• _Trecho original_:
---
Ao considerarmos o Miserere, percebemos tratar-se do histórico de uma alma que era amada por Deus e O amava, nos seus dias de inocência. Porém, ela não perseverou na fidelidade a esse amor e cometeu o pecado. Mais tarde, arrependeu-se e foi perdoada. A partir daí tem início a época não mais da candura primeva, nem a do pecado, mas é o tempo do perdão que apaga a falta e restaura a inocência.

Então, continua o Salmista:

Senhor, abrirás os meus lábios, e a minha boca anunciará os teus louvores.

Parece algo estranho, um ser que sabe falar, mas não o faz sem que Deus lhe abra os lábios. Por que a necessidade dessa intervenção divina para que a boca do salmista anuncie os louvores d’Ele? Que sentido profundo essas palavras encerram?
---
• _Material fornecido_:
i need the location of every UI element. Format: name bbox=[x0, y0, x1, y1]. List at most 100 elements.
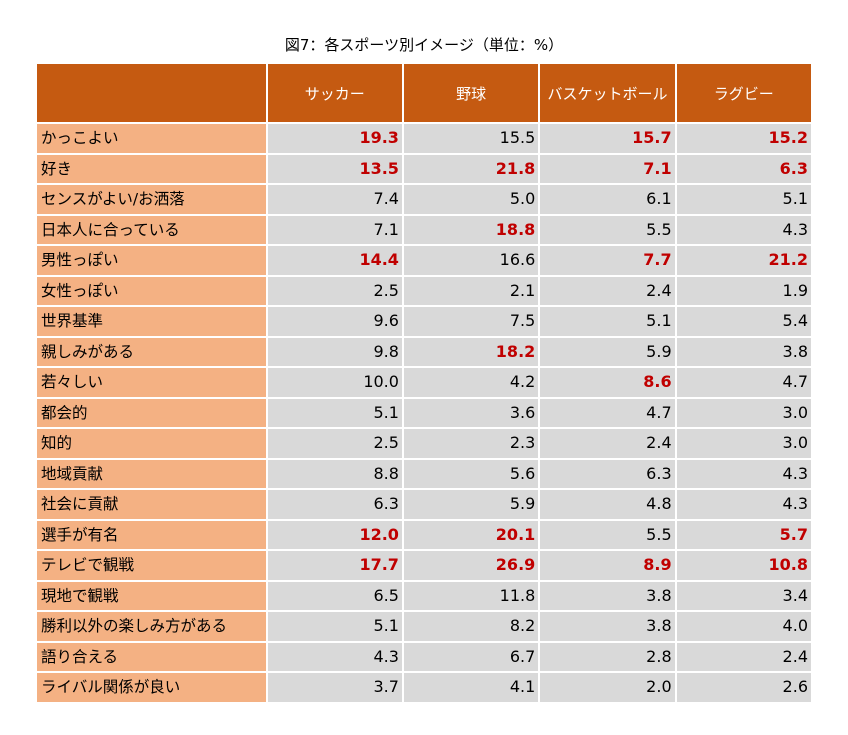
---
• _O que fazer_:
• a. Transcreva do trecho sobre o Miserere a parte que começa nas palavras "Ao considerarmos o" e termina depois de "essas palavras encerram?".
• b. Por favor, responda com base no trecho sobre o Miserere:
(i) O que aconteceu com a alma depois de cometer o pecado?
(ii) Segundo o trecho, o que o perdão faz com a falta e com a inocência?
(iii) De acordo com o Salmista, o que a boca anunciará depois que o Senhor abrir os lábios?

• _Lista de respostas_:
• a.
Ao considerarmos o Miserere, percebemos tratar-se do histórico de uma alma que era amada por Deus e O amava, nos seus dias de inocência. Porém, ela não perseverou na fidelidade a esse amor e cometeu o pecado. Mais tarde, arrependeu-se e foi perdoada. A partir daí tem início a época não mais da candura primeva, nem a do pecado, mas é o tempo do perdão que apaga a falta e restaura a inocência.

Então, continua o Salmista:

Senhor, abrirás os meus lábios, e a minha boca anunciará os teus louvores.

Parece algo estranho, um ser que sabe falar, mas não o faz sem que Deus lhe abra os lábios. Por que a necessidade dessa intervenção divina para que a boca do salmista anuncie os louvores d’Ele? Que sentido profundo essas palavras encerram?

• b.
(i) Arrependeu-se e foi perdoada.
(ii) Apaga a falta e restaura a inocência.
(iii) Os louvores do Senhor.